## Problems to work on
- 1) In the pwnVNC walkthrough, which file must you modify to add your tool as a tab on the tools page?
- 2) What is the Spanish translation of this sentence from the pwnVNC walkthrough: "All we needed to do was write the parser to ingest the data."

If you want to support triggers on your custom data, it is frontent heavy and we won't do it here but there are plenty of examples in the source. (triggers.erb) - you have to write annoying frontend UI to create the triggers in the database, but in the scanloader it is fairly easy to deal with (ctrl+f checkTrigger)

At this point, we could run pwnVNC manually from the terminal or place our own pwnvnc-*.txt output files in the project directory and they would be parsed and updated in the ui. All we needed to do was write the parser to ingest the data. You could create a trigger here that runs pwnVNC every time a service is discovered and everyone looking at the project will be updated when VNC is found and can explore it further. It would Just Work(tm)

But we probably also want to write a frontend to facilitate running pwnVNC from the web interface. You need to create a _your_tool_name.erb in views/tools that will template out all the inputs to the tool. Most command line inputs can be broken into a few categories, but they're all just string inputs that we have to fill in with the UI. I have included a number of convenience methods that make writing the tool tab UI very easy for common field inputs. For example:

<%= erb :'tools/tool_helpers/_text_input', locals: {
          tool_name: tool_name,
          label: "Target",
          field_name: "target",
          field_value: "",
          placeholder: ""

Combined with some boilerplate boostrap rows and cols and a few other helpers, we have a functioning tool-launcher UI. Here is pwnVNC in its entirety:

That's all, just 2 named inputs, some help text, and a runner erb. You must also modify tools.erb to include your tool as a tab on the tools page

Now you write some JS to slap the command into a real terminal command by including an addition like this in hm9k.js:

function generate_pwn_vnc_command() {
  var cmd = "pwnVNC";

  var target = $("#pwn-vnc-target").val();
  if (target != "") {
    cmd += " "+ target;

  var port = $("#pwn-vnc-port").val();
  if (port != "") {
      cmd += " " + port;

  return cmd;

$("#pwn-vnc-run").click(function() {
  var cmd = generate_pwn_vnc_command();
  schedule_or_run("pwn-vnc", cmd);

That is the simple version of getting pwn-vnc to run when the run button is clicked. All of the input names are defined in the erb automatically. We can also use JS to extend functionality, check out this addition:

function generate_pwn_vnc_command() {
  var cmd = "pwnVNC";

  var target = $("#pwn-vnc-target").val();
  if (target != "") {
    cmd += " "+ target;

  var port = $("#pwn-vnc-port").val();
  if (port != "") {
      cmd += " " + port;

  return cmd;

$("#pwn-vnc-run").click(function() {
  //// hooooolll up'
  // before pwn-vnc is run, we want so support multiple targets
  // we save and split the target list by " "

## Data listing
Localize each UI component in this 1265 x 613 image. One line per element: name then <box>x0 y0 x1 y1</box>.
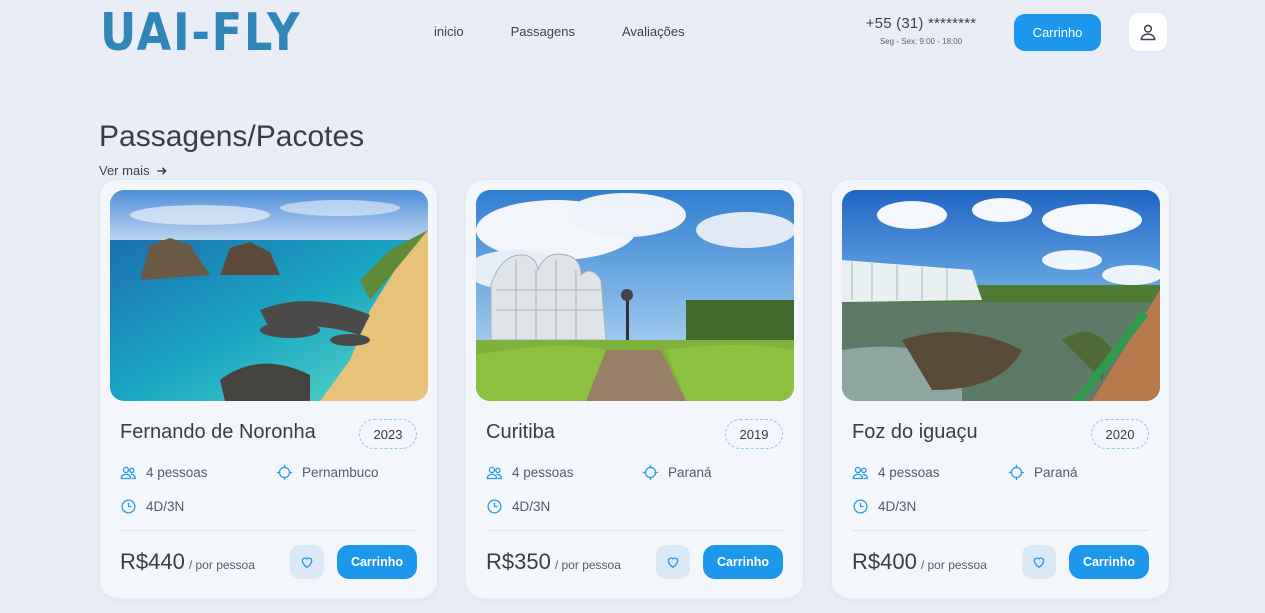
contact-info: +55 (31) ******** Seg - Sex: 9:00 - 18:0… <box>855 15 987 46</box>
heart-icon <box>299 554 315 570</box>
people-count: 4 pessoas <box>146 465 208 480</box>
package-cards: Fernando de Noronha 2023 4 pessoas Perna… <box>99 179 1170 599</box>
location-crosshair-icon <box>276 464 293 481</box>
duration-value: 4D/3N <box>146 499 185 514</box>
clock-icon <box>486 498 503 515</box>
logo[interactable]: UAI-FLY <box>100 2 301 64</box>
location-name: Pernambuco <box>302 465 379 480</box>
add-to-cart-button[interactable]: Carrinho <box>1069 545 1149 579</box>
nav-inicio[interactable]: inicio <box>434 24 464 39</box>
package-card: Curitiba 2019 4 pessoas Paraná 4D/3N R$3… <box>465 179 804 599</box>
favorite-button[interactable] <box>1022 545 1056 579</box>
price: R$440 / por pessoa <box>120 549 255 575</box>
clock-icon <box>120 498 137 515</box>
see-more-label: Ver mais <box>99 163 150 178</box>
people-icon <box>852 464 869 481</box>
card-divider <box>486 530 783 531</box>
price-amount: R$440 <box>120 549 185 574</box>
heart-icon <box>1031 554 1047 570</box>
people-icon <box>120 464 137 481</box>
year-badge: 2019 <box>725 419 783 449</box>
header-cart-button[interactable]: Carrinho <box>1014 14 1101 51</box>
people-icon <box>486 464 503 481</box>
add-to-cart-button[interactable]: Carrinho <box>337 545 417 579</box>
location-name: Paraná <box>668 465 712 480</box>
destination-name: Curitiba <box>486 421 555 443</box>
duration-value: 4D/3N <box>512 499 551 514</box>
year-badge: 2020 <box>1091 419 1149 449</box>
people-count: 4 pessoas <box>512 465 574 480</box>
user-icon <box>1138 22 1158 42</box>
heart-icon <box>665 554 681 570</box>
price-unit: / por pessoa <box>920 558 987 572</box>
business-hours: Seg - Sex: 9:00 - 18:00 <box>879 37 963 46</box>
people-count: 4 pessoas <box>878 465 940 480</box>
people-info: 4 pessoas <box>120 464 208 481</box>
duration-info: 4D/3N <box>486 498 550 515</box>
main-nav: inicio Passagens Avaliações <box>434 24 685 39</box>
clock-icon <box>852 498 869 515</box>
destination-name: Fernando de Noronha <box>120 421 316 443</box>
arrow-right-icon <box>156 165 168 177</box>
destination-name: Foz do iguaçu <box>852 421 978 443</box>
location-info: Paraná <box>642 464 712 481</box>
price: R$350 / por pessoa <box>486 549 621 575</box>
nav-passagens[interactable]: Passagens <box>511 24 575 39</box>
package-card: Fernando de Noronha 2023 4 pessoas Perna… <box>99 179 438 599</box>
duration-info: 4D/3N <box>852 498 916 515</box>
destination-photo[interactable] <box>842 190 1160 401</box>
destination-photo[interactable] <box>476 190 794 401</box>
people-info: 4 pessoas <box>486 464 574 481</box>
phone-number: +55 (31) ******** <box>865 15 977 32</box>
favorite-button[interactable] <box>656 545 690 579</box>
price: R$400 / por pessoa <box>852 549 987 575</box>
people-info: 4 pessoas <box>852 464 940 481</box>
duration-value: 4D/3N <box>878 499 917 514</box>
price-unit: / por pessoa <box>554 558 621 572</box>
card-divider <box>852 530 1149 531</box>
location-crosshair-icon <box>1008 464 1025 481</box>
nav-avaliacoes[interactable]: Avaliações <box>622 24 685 39</box>
section-title: Passagens/Pacotes <box>99 120 365 153</box>
package-card: Foz do iguaçu 2020 4 pessoas Paraná 4D/3… <box>831 179 1170 599</box>
price-amount: R$350 <box>486 549 551 574</box>
location-name: Paraná <box>1034 465 1078 480</box>
price-unit: / por pessoa <box>188 558 255 572</box>
destination-photo[interactable] <box>110 190 428 401</box>
price-amount: R$400 <box>852 549 917 574</box>
see-more-link[interactable]: Ver mais <box>99 163 168 178</box>
user-account-button[interactable] <box>1129 13 1167 51</box>
location-crosshair-icon <box>642 464 659 481</box>
location-info: Pernambuco <box>276 464 379 481</box>
year-badge: 2023 <box>359 419 417 449</box>
favorite-button[interactable] <box>290 545 324 579</box>
add-to-cart-button[interactable]: Carrinho <box>703 545 783 579</box>
duration-info: 4D/3N <box>120 498 184 515</box>
location-info: Paraná <box>1008 464 1078 481</box>
card-divider <box>120 530 417 531</box>
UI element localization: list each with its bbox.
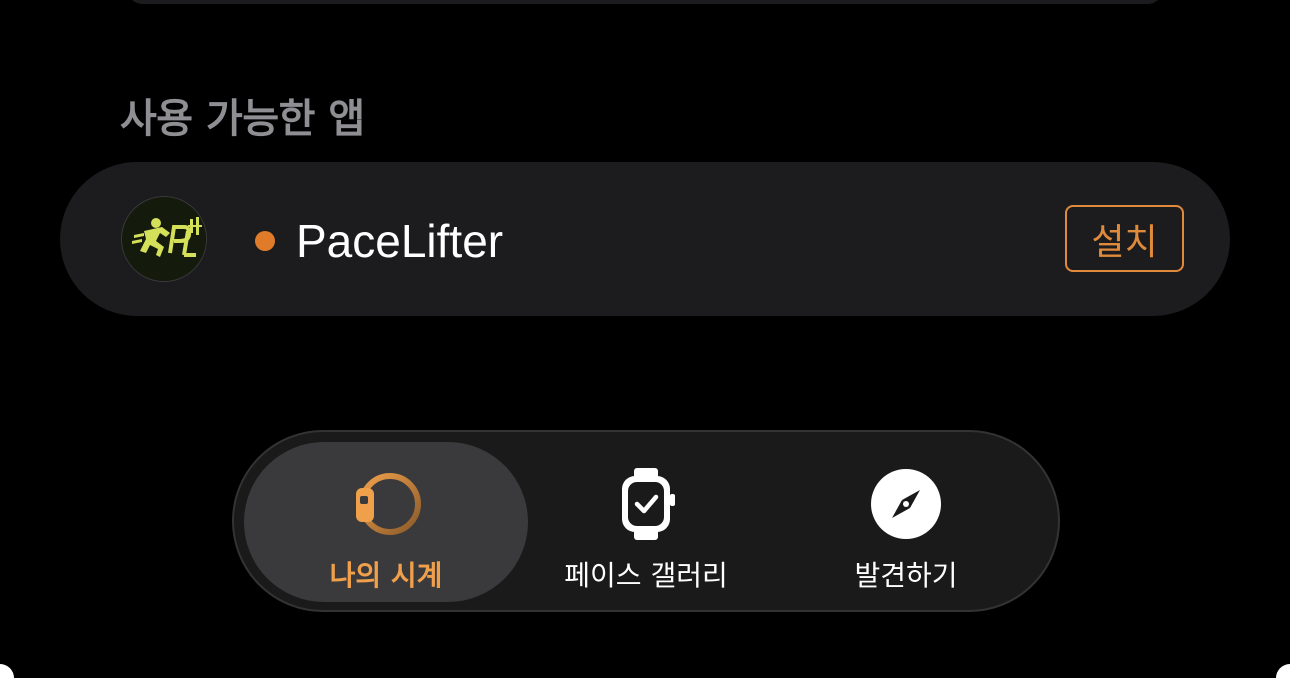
- window-corner-left: [0, 664, 14, 678]
- tab-face-gallery[interactable]: 페이스 갤러리: [504, 442, 788, 602]
- section-title: 사용 가능한 앱: [120, 96, 365, 142]
- watch-band-icon: [346, 464, 426, 544]
- tab-bar: 나의 시계 페이스 갤러리 발견하기: [232, 430, 1060, 612]
- install-button[interactable]: 설치: [1065, 205, 1184, 272]
- tab-my-watch[interactable]: 나의 시계: [244, 442, 528, 602]
- status-dot: [255, 231, 275, 251]
- app-name: PaceLifter: [296, 215, 504, 267]
- pacelifter-app-icon: [121, 196, 207, 282]
- tab-discover[interactable]: 발견하기: [764, 442, 1048, 602]
- compass-icon: [866, 464, 946, 544]
- previous-card-edge: [128, 0, 1162, 4]
- tab-label: 나의 시계: [329, 559, 443, 592]
- tab-label: 페이스 갤러리: [564, 559, 728, 592]
- tab-label: 발견하기: [854, 559, 958, 592]
- app-list-item[interactable]: PaceLifter 설치: [60, 162, 1230, 316]
- watch-face-icon: [606, 464, 686, 544]
- window-corner-right: [1276, 664, 1290, 678]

## Solutions to each task
- 1) tools.erb

- 2) Lo único que necesitábamos hacer era escribir el analizador para incorporar los datos.